▶ Exercise directions:
Of all the lines in the material, how many contain the word "JSON"? State the number alone.

▶ Material:
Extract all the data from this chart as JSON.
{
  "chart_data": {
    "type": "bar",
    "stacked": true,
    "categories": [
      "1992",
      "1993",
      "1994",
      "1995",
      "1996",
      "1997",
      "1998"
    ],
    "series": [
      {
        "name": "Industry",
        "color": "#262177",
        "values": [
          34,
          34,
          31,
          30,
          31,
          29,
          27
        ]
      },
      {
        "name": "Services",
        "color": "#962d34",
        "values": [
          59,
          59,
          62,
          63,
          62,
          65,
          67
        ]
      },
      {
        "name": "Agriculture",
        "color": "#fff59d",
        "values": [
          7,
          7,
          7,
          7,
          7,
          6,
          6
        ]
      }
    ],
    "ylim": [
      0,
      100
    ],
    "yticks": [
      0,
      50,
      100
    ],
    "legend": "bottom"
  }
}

==

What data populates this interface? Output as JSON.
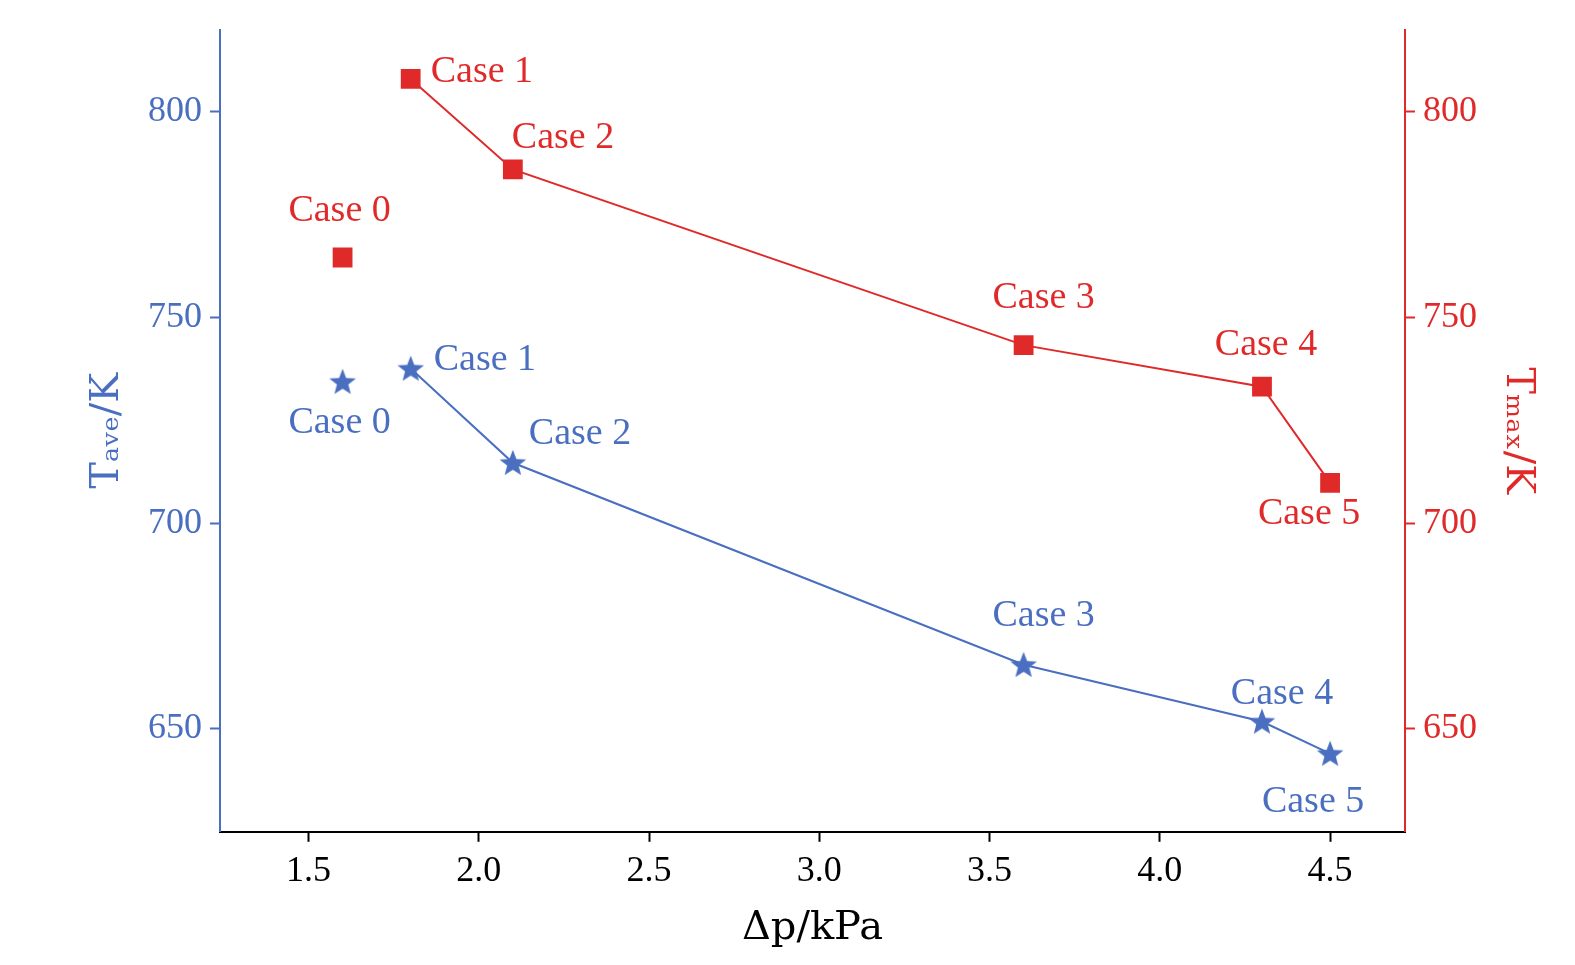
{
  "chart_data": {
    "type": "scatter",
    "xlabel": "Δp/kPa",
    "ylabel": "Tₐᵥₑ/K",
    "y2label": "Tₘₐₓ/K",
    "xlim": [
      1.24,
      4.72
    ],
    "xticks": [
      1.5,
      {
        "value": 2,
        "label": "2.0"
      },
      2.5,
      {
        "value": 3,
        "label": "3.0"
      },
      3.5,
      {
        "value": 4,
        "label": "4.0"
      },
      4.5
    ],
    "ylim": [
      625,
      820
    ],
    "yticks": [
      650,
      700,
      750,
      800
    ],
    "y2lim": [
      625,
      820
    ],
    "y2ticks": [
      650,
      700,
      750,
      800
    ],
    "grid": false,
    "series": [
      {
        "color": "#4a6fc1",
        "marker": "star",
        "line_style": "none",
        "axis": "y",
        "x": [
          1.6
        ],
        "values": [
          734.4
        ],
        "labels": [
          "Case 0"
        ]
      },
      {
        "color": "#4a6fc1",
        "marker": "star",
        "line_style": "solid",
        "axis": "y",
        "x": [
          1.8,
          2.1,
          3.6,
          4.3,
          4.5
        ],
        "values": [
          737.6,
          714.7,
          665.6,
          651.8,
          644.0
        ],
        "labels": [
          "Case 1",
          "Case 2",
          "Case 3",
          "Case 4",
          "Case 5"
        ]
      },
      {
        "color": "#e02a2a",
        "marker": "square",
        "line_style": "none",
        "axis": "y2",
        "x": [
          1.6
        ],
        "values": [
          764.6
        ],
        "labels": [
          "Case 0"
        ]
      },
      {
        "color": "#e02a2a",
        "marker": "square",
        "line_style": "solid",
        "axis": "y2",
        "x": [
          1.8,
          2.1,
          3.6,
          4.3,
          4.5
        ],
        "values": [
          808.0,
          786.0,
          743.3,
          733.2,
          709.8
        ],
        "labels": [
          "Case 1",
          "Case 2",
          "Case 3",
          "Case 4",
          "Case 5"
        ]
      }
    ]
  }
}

▶ Output of the exercise:
2